What to produce:
Find each line containing the string "title" and return it.

Task input:
§ §
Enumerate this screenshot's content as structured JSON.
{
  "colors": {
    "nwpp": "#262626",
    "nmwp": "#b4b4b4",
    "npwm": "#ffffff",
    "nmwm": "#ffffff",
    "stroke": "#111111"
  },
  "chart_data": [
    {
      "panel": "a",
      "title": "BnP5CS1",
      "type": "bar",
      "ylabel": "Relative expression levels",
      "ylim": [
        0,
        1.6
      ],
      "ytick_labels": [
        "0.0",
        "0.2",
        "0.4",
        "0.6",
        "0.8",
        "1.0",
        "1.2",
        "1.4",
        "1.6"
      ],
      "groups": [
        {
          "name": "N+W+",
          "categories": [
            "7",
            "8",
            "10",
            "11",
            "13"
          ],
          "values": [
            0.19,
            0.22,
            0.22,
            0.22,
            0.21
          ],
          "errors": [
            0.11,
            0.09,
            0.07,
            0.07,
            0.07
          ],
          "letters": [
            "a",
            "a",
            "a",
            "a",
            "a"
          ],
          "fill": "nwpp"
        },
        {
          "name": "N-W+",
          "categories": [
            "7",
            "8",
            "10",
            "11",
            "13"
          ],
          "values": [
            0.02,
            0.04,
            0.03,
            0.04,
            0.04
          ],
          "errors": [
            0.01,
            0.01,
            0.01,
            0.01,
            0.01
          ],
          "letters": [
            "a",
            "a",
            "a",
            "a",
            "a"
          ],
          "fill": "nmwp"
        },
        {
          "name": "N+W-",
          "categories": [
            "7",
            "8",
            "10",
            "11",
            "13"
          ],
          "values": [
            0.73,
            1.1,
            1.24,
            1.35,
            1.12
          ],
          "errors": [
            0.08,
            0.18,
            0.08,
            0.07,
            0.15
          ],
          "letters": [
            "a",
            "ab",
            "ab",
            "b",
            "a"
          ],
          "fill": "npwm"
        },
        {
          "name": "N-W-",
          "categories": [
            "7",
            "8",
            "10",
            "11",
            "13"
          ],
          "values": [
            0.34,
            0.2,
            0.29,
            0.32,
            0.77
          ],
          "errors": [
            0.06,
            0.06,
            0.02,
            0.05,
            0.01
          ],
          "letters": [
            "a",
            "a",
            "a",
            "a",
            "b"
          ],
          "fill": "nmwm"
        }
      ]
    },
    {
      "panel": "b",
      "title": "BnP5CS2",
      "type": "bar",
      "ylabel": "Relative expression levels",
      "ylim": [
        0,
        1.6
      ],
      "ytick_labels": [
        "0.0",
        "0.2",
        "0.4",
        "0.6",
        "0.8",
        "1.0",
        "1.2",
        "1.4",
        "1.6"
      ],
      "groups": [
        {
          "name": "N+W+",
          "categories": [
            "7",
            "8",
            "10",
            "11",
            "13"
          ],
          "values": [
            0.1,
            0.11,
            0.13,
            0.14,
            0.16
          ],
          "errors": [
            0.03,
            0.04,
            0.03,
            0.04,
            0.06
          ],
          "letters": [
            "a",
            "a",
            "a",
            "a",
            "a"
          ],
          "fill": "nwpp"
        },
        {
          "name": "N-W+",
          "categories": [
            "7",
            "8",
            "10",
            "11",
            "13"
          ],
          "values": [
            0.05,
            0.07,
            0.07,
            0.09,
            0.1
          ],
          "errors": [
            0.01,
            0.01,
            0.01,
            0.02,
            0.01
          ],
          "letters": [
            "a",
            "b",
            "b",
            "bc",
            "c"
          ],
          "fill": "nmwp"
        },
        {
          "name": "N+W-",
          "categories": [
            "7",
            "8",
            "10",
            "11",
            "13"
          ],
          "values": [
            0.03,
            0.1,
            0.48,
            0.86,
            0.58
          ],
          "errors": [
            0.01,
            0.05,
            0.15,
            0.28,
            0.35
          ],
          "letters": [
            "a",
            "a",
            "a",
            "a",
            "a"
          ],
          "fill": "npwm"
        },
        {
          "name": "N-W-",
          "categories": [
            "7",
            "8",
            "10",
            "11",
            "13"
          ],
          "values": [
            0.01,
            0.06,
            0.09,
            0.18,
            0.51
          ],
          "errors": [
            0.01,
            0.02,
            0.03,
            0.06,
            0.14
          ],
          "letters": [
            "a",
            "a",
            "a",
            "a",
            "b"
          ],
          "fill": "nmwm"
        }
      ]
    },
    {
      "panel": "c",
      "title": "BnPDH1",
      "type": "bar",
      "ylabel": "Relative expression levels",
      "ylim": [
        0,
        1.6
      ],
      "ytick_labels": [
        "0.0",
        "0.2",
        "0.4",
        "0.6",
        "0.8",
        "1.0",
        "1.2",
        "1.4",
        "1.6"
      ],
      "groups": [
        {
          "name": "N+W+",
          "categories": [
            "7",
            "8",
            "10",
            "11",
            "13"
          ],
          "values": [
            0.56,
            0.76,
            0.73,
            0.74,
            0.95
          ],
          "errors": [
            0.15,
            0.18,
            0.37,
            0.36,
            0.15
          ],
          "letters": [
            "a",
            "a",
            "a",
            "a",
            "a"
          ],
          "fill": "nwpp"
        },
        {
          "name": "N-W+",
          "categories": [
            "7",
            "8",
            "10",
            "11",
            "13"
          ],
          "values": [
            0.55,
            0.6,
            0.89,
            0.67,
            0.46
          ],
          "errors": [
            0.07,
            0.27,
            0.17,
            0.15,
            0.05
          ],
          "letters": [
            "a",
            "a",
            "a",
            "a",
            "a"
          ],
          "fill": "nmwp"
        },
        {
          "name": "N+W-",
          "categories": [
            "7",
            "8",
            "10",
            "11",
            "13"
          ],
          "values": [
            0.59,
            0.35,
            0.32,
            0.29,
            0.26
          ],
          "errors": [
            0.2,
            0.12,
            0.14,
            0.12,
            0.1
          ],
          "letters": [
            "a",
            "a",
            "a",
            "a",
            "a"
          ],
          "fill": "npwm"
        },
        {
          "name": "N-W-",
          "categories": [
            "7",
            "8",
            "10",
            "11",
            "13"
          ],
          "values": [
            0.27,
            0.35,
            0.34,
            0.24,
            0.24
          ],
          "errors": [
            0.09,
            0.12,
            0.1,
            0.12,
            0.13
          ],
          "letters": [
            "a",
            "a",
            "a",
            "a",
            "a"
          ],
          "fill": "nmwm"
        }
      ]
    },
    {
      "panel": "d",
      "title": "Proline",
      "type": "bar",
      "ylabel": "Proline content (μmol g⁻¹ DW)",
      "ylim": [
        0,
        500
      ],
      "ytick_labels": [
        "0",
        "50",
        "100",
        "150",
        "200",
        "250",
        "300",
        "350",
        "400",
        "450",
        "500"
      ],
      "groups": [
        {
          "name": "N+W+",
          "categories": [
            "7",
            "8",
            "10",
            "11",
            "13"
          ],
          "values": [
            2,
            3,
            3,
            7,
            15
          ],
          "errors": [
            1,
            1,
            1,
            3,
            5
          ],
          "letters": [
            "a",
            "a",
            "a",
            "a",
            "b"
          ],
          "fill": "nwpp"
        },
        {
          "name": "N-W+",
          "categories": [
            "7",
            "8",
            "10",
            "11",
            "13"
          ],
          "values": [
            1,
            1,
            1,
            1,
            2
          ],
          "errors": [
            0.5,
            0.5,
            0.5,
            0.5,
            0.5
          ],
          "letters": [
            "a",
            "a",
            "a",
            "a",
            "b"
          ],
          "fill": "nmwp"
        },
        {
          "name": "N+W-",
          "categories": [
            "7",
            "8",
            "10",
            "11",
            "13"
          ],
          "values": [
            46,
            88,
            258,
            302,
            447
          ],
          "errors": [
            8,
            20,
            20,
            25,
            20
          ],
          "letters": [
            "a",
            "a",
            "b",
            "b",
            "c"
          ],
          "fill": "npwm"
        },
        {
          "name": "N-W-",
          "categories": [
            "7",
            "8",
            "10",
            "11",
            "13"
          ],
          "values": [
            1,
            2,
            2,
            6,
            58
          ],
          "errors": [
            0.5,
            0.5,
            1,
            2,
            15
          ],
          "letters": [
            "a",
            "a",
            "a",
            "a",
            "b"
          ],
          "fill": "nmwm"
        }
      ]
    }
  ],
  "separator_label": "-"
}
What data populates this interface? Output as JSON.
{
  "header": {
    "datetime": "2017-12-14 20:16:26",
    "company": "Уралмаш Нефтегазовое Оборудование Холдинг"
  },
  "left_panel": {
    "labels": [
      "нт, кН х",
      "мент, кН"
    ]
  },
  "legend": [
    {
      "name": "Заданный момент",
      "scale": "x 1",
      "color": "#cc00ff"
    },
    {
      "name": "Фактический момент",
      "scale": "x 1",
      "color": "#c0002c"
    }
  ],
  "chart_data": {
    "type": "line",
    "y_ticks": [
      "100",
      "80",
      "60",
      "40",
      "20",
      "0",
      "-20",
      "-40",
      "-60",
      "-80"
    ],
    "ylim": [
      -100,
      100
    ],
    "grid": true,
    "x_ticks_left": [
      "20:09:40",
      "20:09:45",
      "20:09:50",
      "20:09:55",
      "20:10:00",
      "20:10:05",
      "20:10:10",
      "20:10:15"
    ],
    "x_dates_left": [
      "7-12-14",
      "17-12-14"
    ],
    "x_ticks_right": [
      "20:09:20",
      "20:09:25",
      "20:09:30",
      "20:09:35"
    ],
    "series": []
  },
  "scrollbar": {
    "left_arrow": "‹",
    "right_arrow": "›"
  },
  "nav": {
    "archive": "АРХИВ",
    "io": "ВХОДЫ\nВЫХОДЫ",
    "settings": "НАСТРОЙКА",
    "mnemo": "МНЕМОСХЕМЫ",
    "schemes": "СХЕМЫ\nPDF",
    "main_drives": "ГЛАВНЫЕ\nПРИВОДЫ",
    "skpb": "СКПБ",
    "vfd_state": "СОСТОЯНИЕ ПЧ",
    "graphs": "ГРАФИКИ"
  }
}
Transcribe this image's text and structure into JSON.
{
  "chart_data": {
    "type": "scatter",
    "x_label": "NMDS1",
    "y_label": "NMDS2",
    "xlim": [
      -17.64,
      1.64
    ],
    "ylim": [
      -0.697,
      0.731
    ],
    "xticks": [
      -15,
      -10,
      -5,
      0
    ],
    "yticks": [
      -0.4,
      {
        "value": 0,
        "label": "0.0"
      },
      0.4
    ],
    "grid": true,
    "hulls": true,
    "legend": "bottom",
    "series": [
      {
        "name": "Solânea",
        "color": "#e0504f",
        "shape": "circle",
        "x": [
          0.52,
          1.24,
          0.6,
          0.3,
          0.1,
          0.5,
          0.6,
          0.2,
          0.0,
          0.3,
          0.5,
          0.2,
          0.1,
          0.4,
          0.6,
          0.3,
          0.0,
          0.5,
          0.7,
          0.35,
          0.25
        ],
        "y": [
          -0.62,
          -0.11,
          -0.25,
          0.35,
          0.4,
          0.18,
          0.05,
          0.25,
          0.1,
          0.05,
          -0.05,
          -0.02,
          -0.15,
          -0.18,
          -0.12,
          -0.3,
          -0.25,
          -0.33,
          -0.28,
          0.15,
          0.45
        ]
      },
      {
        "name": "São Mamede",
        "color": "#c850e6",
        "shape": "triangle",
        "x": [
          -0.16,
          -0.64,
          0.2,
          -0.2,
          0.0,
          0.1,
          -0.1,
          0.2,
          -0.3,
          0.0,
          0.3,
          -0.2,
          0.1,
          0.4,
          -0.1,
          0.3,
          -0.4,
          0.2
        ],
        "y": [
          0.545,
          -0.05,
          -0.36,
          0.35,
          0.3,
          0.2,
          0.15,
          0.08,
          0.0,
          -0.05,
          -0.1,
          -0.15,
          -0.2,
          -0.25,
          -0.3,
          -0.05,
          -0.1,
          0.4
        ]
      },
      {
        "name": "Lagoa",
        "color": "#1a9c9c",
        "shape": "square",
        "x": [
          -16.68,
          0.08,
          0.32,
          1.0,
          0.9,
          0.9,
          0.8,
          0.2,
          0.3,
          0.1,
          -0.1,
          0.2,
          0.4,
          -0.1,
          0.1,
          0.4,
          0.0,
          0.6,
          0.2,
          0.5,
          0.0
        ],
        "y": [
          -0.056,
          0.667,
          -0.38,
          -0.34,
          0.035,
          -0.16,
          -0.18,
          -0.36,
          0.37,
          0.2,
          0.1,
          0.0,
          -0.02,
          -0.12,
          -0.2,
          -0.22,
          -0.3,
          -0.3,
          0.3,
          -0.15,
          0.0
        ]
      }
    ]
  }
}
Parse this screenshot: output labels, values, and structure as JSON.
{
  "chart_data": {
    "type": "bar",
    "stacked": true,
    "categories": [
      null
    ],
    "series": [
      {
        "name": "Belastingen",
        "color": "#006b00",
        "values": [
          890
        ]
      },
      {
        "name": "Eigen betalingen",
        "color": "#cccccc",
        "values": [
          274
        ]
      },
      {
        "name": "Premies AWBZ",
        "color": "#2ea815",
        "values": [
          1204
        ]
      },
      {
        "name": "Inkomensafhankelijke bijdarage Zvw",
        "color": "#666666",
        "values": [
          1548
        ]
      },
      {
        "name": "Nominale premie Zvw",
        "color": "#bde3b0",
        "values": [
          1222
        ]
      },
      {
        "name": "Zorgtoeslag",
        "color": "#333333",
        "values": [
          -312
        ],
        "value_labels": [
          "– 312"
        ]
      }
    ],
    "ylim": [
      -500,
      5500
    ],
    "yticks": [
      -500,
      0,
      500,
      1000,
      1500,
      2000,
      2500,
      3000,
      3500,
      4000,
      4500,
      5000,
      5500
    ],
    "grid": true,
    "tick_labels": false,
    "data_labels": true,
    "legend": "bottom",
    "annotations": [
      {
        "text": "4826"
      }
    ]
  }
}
§ §
Solution:
      "title": "BnP5CS1",
      "title": "BnP5CS2",
      "title": "BnPDH1",
      "title": "Proline",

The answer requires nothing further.